Alıştırma 1: Kayıtlarda "legend" dizesini içeren satırların her birini bulup kopyalayın.

Alıntı Metin:
===============
Helllooo Arkidişliiirrr
Uzun süredir yoktuk ortalıkta. Gülocum size açıklama yazısı hazırladı ama birde bende anlatayım dedim. (benim neyim eksik ondan ayol 😁)
Hatta anlatırken olayları fotilerle destekleyim dedim yani bazı fotiler pek sanatsal bir çalışmanın ürünü değil 😂 Gerçi doğa anamız ve insanoğlunun berabere bir çalışmasını görmüş olacağız.
Ay ben ne zırvalıyorum öyle bence hemen girişeyim konuya. 😄
Şimdik efenim taaa ağustos ayında, 26 eylül saat 13:58'e göz muayenesi için randevu almıştım.
Hastaneye vardık sessiz sedasız sıramı bekliyordum beklerken de 2 kadının çoluk çocuğunu hastane koridorlarına salıp hasta var mı yok mu umursamadan deliler gibi gürültü yapmalarına kayıtsız kalmalarına söylenip duruyordum. Yanlış anlaşılmasın çocukları çok severim ve tabi ki de koşacak oynayacak enerji atacaklar AMA bunun yeri hastane olduğunu düşünmüyorum ve annelerin bu konuda çocuklarını eğitmeleri çevreye daha duyarlı olmalarını öğretmeleri gerektiğini düşünüyorum.
Neyseeeeee, işte tam benim sıram gelecekti ve bu çocuklar deli danalar gibi koridorda koşarken ilk baş güm güm diye onların ayak sesleri sandım ve ilk tepkim "ohaaa" oldu ama meğersem bu sefer çocukların günahını almışım. Tocam beni sakinleştirmeye çalışarak "Aso deprem oluyor! Gel şu kolonun dibine" dedi sakin sakin :) Ben daha deprem kelimesini algılayamadan bi güzel sallandık hep beraber....
Onu ara bunu ara aaa Gülomu ara diye hastaneden çıktık bütün doktor ve hastalarla beraber. Hatlar düştüğü için tabiside kimseye ulaşamadık ama 'keskin zekam' :)) sayesinde hemen net üzerinden herkesi aramaya başladık zor da olsa bir şekilde iletişim kurabildik. Herkes ve doğa anamız biraz sakinleşince hastaneye girdik göz muayenemi oldum sonra çıktık eve doğru yola. İstanbul trafiği çok fena deriz ama o gün Sarıyer'den Avcılara dönmemiz 4.5 saatimizi aldı!!!
Aaa unutmadan şunu da ekleyeyim. Ablamı aradım ablam binanın diğer binadan ayrılıp geri birleştiğini söyledi. Ben binanın durumunu tabi ki görene kadar algılayamadım.
===============
Alıştırma Malzemeleri:
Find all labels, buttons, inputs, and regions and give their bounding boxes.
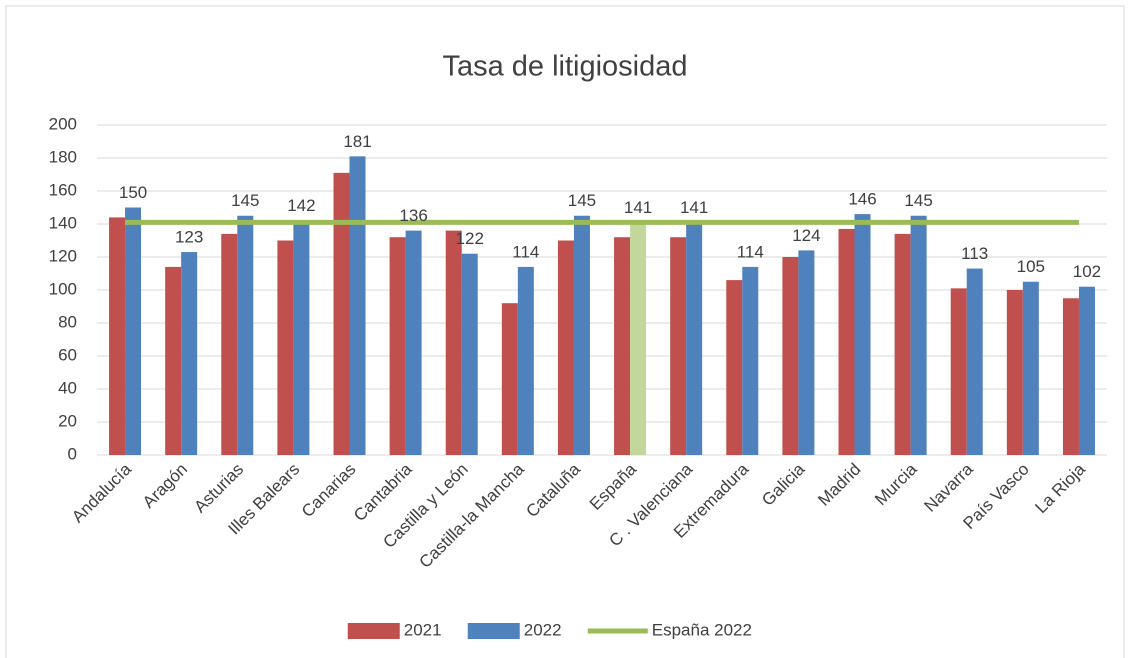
data-label: 141 (624, 198, 652, 217)
bar (950, 288, 967, 455)
bar (798, 250, 815, 455)
bar (1022, 281, 1039, 455)
data-label: 142 (287, 196, 315, 215)
bar (181, 252, 198, 455)
data-label: 136 (399, 206, 427, 225)
bar (630, 222, 647, 455)
data-label: 150 (119, 183, 147, 202)
bar (125, 207, 142, 455)
bar (854, 214, 871, 455)
data-label: 145 (231, 191, 259, 210)
chart-title: Tasa de litigiosidad (442, 51, 687, 83)
y-tick-label: 0 (68, 444, 77, 463)
bar (165, 266, 182, 455)
bar (686, 222, 703, 455)
bar (782, 257, 799, 455)
bar (445, 230, 462, 455)
bar (726, 280, 743, 455)
data-label: 122 (456, 229, 484, 248)
y-tick-label: 80 (58, 312, 77, 331)
data-label: 105 (1017, 257, 1045, 276)
data-label: 114 (512, 242, 539, 261)
y-tick-label: 120 (49, 246, 77, 265)
bar (293, 220, 310, 455)
bar (614, 237, 631, 455)
data-label: 145 (568, 191, 596, 210)
bar (573, 215, 590, 455)
legend-label: 2021 (404, 620, 442, 639)
legend-label: 2022 (524, 620, 562, 639)
legend-swatch (347, 623, 400, 639)
data-label: 102 (1073, 262, 1101, 281)
y-tick-label: 40 (58, 378, 77, 397)
y-tick-label: 180 (49, 147, 77, 166)
data-label: 113 (961, 244, 988, 263)
bar (966, 268, 983, 455)
bar (670, 237, 687, 455)
data-label: 141 (680, 198, 708, 217)
bar (742, 266, 759, 455)
y-tick-label: 140 (49, 213, 77, 232)
legend-label: España 2022 (652, 620, 752, 639)
data-label: 124 (792, 226, 820, 245)
y-tick-label: 20 (58, 411, 77, 430)
y-tick-label: 200 (49, 114, 77, 133)
data-label: 123 (175, 228, 203, 247)
bar (461, 253, 478, 455)
bar (838, 228, 855, 455)
y-tick-label: 160 (49, 180, 77, 199)
bar (910, 215, 927, 455)
bar (1006, 290, 1023, 455)
data-label: 146 (848, 190, 876, 209)
bar (237, 215, 254, 455)
bar (349, 156, 366, 455)
bar (389, 237, 406, 455)
bar (277, 240, 294, 455)
y-tick-label: 100 (49, 279, 77, 298)
bar (517, 266, 534, 455)
bar (1062, 298, 1079, 455)
bar (557, 240, 574, 455)
bar (501, 303, 518, 455)
bar (221, 233, 238, 455)
bar (109, 217, 126, 455)
data-label: 114 (737, 242, 764, 261)
bar (894, 233, 911, 455)
bar (405, 230, 422, 455)
y-tick-label: 60 (58, 345, 77, 364)
bar (333, 172, 350, 455)
data-label: 181 (343, 132, 371, 151)
bar (1078, 286, 1095, 455)
data-label: 145 (904, 191, 932, 210)
legend-swatch (467, 623, 520, 639)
===============
Alıştırma 2: Deprem gününü anlatan metne göre Sarıyer'den Avcılar'a dönüş ne kadar sürdü?

Çözümlü Cevap 1:
legend-label: 2021 (404, 620, 442, 639)
legend-label: 2022 (524, 620, 562, 639)
legend-swatch (347, 623, 400, 639)
legend-label: España 2022 (652, 620, 752, 639)
legend-swatch (467, 623, 520, 639)

Çözümlü Cevap 2: Dönüş 4,5 saat sürdü.